:: Problem requirements ::
Comb the records below for the string "Community" and copy each line where it turns up.

:: Raw records ::
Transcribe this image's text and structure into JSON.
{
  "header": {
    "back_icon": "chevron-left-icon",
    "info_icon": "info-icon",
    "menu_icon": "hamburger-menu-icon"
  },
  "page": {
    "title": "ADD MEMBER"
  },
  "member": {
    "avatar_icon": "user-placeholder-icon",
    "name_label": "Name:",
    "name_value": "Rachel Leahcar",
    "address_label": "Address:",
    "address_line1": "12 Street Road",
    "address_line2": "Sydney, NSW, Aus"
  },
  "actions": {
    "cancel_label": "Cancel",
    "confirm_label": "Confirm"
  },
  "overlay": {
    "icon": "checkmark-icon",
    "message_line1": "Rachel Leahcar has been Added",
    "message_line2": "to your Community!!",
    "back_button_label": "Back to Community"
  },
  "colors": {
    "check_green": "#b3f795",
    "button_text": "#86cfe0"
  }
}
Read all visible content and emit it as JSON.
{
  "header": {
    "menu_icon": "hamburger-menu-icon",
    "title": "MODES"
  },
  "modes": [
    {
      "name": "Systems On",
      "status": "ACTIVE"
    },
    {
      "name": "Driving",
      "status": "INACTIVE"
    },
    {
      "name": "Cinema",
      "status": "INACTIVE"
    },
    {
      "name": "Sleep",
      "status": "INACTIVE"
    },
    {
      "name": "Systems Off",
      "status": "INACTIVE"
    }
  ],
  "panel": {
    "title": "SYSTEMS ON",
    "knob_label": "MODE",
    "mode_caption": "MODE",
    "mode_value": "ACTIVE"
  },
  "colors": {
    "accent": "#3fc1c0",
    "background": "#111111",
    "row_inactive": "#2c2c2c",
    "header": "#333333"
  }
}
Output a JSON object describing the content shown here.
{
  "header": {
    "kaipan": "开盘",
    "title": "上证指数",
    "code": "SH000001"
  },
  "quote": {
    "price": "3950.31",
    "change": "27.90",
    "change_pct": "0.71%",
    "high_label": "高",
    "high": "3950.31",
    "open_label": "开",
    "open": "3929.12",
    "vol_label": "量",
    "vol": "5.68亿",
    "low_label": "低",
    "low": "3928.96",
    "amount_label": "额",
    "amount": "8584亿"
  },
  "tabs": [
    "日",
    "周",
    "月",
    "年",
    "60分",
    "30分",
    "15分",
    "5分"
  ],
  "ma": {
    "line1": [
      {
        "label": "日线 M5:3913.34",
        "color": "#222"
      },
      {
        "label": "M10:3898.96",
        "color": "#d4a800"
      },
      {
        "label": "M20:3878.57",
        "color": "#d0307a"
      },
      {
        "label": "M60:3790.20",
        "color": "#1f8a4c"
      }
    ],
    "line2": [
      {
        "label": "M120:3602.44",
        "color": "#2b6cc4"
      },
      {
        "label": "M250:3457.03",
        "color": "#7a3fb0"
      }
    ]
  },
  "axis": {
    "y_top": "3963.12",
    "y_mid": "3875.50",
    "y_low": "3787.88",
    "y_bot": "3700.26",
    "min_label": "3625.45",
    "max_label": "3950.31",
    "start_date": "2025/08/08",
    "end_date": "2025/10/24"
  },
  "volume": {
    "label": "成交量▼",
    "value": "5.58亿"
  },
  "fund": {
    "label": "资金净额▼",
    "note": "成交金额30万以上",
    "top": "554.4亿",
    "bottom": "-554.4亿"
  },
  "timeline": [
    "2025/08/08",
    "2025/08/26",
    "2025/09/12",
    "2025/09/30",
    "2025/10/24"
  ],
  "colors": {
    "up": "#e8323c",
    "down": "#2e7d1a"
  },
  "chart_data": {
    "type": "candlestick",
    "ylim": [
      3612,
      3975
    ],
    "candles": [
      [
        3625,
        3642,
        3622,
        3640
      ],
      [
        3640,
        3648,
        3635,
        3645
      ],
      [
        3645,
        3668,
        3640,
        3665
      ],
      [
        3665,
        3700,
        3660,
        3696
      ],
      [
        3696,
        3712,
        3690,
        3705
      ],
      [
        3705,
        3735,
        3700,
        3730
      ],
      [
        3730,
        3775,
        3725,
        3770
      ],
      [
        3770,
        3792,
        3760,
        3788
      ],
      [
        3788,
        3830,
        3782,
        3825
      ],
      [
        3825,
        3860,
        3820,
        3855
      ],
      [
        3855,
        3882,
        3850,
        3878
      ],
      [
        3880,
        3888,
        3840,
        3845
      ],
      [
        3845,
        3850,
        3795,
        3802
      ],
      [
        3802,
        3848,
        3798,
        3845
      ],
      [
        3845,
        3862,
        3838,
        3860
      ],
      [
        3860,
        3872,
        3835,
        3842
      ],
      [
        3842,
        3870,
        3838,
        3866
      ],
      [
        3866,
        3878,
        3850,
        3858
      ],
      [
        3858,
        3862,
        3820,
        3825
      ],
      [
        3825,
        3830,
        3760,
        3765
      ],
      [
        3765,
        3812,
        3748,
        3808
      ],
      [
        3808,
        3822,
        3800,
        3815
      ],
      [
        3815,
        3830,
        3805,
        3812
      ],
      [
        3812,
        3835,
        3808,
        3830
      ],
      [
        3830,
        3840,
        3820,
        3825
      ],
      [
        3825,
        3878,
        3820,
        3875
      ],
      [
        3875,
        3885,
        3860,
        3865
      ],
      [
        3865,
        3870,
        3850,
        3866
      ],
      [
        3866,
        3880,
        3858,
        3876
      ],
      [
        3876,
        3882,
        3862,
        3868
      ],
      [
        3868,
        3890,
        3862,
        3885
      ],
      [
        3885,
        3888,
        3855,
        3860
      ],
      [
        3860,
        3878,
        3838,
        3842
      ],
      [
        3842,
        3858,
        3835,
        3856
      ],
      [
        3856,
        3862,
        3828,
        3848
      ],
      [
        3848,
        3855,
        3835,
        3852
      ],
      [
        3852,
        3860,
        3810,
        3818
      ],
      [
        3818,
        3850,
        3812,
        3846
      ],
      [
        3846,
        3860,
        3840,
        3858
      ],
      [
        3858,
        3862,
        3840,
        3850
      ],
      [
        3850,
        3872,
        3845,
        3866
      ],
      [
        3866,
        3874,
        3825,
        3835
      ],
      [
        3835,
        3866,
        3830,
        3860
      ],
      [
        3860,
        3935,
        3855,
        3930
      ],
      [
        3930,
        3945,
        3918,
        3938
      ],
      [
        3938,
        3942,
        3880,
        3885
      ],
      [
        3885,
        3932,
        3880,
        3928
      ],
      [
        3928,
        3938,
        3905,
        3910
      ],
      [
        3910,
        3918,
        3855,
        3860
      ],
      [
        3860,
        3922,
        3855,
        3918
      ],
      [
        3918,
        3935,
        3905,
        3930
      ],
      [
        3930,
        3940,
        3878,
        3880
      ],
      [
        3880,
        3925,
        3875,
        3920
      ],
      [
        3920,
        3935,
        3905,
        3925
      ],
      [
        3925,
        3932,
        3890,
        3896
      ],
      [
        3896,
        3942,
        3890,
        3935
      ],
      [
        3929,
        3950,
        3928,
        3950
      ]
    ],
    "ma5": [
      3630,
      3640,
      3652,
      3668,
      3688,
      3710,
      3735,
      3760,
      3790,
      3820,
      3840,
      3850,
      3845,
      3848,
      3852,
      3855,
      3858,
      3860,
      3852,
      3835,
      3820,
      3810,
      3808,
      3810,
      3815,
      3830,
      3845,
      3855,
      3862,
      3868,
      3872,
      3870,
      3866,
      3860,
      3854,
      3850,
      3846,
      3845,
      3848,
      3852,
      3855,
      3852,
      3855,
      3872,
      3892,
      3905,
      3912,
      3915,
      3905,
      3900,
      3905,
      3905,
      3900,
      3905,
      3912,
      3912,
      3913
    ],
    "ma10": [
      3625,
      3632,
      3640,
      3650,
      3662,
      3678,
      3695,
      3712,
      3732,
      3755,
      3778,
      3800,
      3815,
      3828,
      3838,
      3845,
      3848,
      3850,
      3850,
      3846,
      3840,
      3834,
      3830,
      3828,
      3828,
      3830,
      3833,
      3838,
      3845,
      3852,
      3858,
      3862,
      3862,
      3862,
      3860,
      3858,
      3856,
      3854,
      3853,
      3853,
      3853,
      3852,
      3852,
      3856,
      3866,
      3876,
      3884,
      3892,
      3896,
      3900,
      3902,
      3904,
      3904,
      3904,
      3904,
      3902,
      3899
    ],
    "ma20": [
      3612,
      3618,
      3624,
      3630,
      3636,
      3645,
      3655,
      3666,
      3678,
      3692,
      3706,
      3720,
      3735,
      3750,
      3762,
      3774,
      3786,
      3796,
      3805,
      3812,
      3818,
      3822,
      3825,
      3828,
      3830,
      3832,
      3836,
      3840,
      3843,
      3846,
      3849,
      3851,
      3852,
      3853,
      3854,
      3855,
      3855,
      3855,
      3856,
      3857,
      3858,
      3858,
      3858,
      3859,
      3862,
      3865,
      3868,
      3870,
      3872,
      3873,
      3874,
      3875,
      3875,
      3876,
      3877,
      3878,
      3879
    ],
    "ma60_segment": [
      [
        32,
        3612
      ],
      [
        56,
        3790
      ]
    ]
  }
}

:: Reply to the task ::
    "message_line2": "to your Community!!",
    "back_button_label": "Back to Community"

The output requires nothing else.